WHAT YOU SHOULD DO —
Write out the whole listing word for word.

# Start of SOURCE DATA

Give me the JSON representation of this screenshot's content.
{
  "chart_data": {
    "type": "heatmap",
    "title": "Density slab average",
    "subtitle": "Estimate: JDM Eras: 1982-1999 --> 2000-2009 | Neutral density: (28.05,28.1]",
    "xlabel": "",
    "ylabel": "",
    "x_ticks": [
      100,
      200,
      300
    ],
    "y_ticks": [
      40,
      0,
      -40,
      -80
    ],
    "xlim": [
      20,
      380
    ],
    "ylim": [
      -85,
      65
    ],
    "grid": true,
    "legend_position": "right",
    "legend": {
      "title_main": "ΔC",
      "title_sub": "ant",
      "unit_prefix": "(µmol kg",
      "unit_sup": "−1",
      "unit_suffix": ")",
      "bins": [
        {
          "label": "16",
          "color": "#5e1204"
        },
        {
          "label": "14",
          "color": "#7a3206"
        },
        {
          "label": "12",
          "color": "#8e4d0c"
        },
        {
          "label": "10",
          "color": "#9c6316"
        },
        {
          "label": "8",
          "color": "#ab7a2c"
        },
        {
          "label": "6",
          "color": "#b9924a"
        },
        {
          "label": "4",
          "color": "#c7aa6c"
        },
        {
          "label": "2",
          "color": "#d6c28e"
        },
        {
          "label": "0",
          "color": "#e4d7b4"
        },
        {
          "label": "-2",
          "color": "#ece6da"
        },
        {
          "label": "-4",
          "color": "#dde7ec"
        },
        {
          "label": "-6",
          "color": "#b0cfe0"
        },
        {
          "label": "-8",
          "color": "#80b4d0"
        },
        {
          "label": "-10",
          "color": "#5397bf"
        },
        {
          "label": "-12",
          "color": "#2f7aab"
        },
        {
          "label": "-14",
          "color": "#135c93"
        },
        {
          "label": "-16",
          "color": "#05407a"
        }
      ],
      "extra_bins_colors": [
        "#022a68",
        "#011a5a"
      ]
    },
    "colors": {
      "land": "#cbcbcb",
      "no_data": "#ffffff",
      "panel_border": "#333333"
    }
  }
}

# End of SOURCE DATA

ANSWER TO THE EXERCISE —
Give me the JSON representation of this screenshot's content.
{
  "chart_data": {
    "type": "heatmap",
    "title": "Density slab average",
    "subtitle": "Estimate: JDM Eras: 1982-1999 --> 2000-2009 | Neutral density: (28.05,28.1]",
    "xlabel": "",
    "ylabel": "",
    "x_ticks": [
      100,
      200,
      300
    ],
    "y_ticks": [
      40,
      0,
      -40,
      -80
    ],
    "xlim": [
      20,
      380
    ],
    "ylim": [
      -85,
      65
    ],
    "grid": true,
    "legend_position": "right",
    "legend": {
      "title_main": "ΔC",
      "title_sub": "ant",
      "unit_prefix": "(µmol kg",
      "unit_sup": "−1",
      "unit_suffix": ")",
      "bins": [
        {
          "label": "16",
          "color": "#5e1204"
        },
        {
          "label": "14",
          "color": "#7a3206"
        },
        {
          "label": "12",
          "color": "#8e4d0c"
        },
        {
          "label": "10",
          "color": "#9c6316"
        },
        {
          "label": "8",
          "color": "#ab7a2c"
        },
        {
          "label": "6",
          "color": "#b9924a"
        },
        {
          "label": "4",
          "color": "#c7aa6c"
        },
        {
          "label": "2",
          "color": "#d6c28e"
        },
        {
          "label": "0",
          "color": "#e4d7b4"
        },
        {
          "label": "-2",
          "color": "#ece6da"
        },
        {
          "label": "-4",
          "color": "#dde7ec"
        },
        {
          "label": "-6",
          "color": "#b0cfe0"
        },
        {
          "label": "-8",
          "color": "#80b4d0"
        },
        {
          "label": "-10",
          "color": "#5397bf"
        },
        {
          "label": "-12",
          "color": "#2f7aab"
        },
        {
          "label": "-14",
          "color": "#135c93"
        },
        {
          "label": "-16",
          "color": "#05407a"
        }
      ],
      "extra_bins_colors": [
        "#022a68",
        "#011a5a"
      ]
    },
    "colors": {
      "land": "#cbcbcb",
      "no_data": "#ffffff",
      "panel_border": "#333333"
    }
  }
}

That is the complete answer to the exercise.